> EXERCISE BRIEF: Replace "y2-tick-label" with "secondary-y-tick-label" in the lines between the one containing "localize 64 of" and the one containing "x-tick-label: 9 (412, 364, 420, 379)", inclusive, and return only those lines with everything else unchanged. Omit the picture from your answer.

> ENTRIES SUPPLIED:
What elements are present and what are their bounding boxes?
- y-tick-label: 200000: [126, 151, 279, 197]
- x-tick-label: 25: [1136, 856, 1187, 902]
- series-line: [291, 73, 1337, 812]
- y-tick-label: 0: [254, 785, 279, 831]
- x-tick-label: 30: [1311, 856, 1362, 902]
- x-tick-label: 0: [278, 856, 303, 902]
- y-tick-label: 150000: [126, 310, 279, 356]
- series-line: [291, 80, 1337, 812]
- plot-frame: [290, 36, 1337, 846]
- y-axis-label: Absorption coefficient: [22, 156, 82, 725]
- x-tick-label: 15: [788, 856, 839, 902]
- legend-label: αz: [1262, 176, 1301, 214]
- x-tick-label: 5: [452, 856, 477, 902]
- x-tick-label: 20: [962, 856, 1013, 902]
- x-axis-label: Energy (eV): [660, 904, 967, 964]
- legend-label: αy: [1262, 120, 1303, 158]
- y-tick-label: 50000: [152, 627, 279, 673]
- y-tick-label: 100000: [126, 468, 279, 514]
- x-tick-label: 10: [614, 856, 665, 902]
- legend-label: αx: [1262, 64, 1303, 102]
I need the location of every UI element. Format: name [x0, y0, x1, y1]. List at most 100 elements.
---
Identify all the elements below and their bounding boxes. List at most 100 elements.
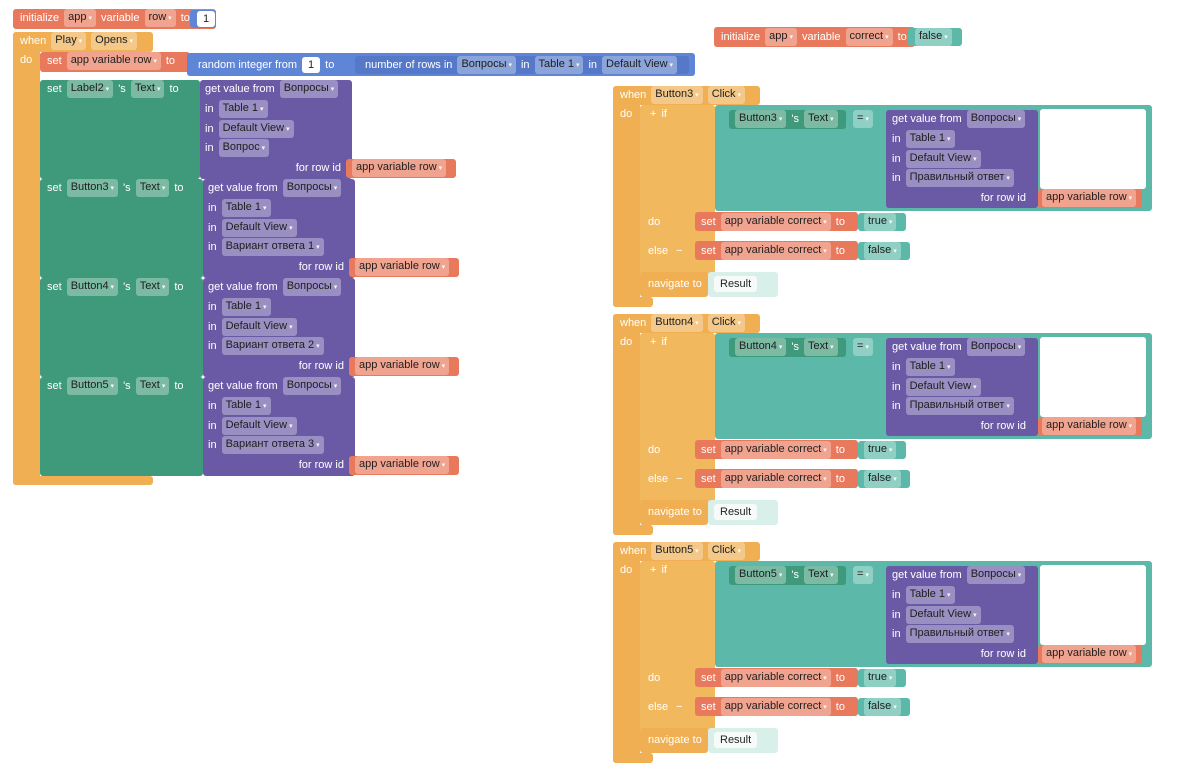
...
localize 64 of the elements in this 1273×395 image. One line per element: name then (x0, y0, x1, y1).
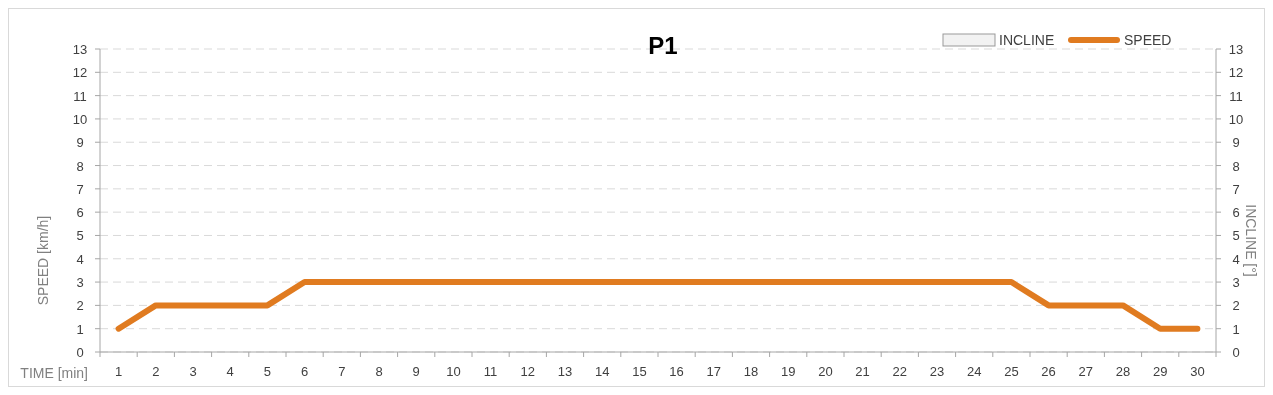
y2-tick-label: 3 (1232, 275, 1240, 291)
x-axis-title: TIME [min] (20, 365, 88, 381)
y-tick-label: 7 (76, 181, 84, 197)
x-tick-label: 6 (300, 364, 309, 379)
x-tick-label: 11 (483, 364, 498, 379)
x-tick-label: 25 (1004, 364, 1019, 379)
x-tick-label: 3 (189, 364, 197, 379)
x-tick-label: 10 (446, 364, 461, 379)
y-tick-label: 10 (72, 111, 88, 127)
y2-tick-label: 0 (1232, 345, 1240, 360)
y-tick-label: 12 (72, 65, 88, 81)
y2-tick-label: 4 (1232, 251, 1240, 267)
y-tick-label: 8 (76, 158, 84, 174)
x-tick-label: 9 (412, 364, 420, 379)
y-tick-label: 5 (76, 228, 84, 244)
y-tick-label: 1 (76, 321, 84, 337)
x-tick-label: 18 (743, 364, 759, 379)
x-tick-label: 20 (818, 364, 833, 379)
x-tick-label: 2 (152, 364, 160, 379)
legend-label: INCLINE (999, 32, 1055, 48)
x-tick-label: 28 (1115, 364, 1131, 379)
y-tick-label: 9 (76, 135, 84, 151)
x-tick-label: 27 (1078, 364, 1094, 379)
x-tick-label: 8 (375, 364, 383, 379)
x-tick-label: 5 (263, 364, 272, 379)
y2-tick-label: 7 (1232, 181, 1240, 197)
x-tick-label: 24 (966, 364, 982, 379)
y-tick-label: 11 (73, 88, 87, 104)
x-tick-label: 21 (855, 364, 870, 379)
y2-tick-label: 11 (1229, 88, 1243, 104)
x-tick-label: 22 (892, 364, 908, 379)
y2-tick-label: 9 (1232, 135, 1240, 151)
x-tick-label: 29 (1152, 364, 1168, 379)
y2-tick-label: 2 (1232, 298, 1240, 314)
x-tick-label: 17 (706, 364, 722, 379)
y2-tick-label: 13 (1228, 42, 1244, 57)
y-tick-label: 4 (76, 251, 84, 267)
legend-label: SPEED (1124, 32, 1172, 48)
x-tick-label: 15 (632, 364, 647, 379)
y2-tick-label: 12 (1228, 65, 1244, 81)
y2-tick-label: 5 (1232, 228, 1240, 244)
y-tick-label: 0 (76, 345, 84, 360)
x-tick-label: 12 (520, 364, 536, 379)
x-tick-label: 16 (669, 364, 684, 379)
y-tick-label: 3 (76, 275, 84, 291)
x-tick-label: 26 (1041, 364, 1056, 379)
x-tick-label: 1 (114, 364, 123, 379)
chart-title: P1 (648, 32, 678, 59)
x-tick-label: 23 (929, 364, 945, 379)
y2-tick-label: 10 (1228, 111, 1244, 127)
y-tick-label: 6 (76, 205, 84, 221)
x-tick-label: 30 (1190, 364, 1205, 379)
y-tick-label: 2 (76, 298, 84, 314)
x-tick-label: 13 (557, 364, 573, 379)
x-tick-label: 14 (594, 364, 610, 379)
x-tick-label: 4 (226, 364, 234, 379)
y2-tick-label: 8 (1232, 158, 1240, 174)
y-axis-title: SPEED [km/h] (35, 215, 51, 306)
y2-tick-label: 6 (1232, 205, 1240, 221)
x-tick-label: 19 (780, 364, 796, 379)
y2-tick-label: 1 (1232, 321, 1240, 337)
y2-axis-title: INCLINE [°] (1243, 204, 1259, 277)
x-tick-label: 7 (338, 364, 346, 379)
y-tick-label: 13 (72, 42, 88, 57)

> EXERCISE RESULT:
localize 64 of the elements in this 1273×395 image. One line per element: name then (x0, y0, x1, y1).
secondary-y-tick-label: 3 (1232, 275, 1240, 291)
x-axis-title: TIME [min] (20, 365, 88, 381)
y-tick-label: 7 (76, 181, 84, 197)
x-tick-label: 6 (300, 364, 309, 379)
x-tick-label: 11 (483, 364, 498, 379)
x-tick-label: 25 (1004, 364, 1019, 379)
x-tick-label: 3 (189, 364, 197, 379)
x-tick-label: 10 (446, 364, 461, 379)
y-tick-label: 10 (72, 111, 88, 127)
secondary-y-tick-label: 0 (1232, 345, 1240, 360)
y-tick-label: 12 (72, 65, 88, 81)
secondary-y-tick-label: 4 (1232, 251, 1240, 267)
y-tick-label: 8 (76, 158, 84, 174)
x-tick-label: 9 (412, 364, 420, 379)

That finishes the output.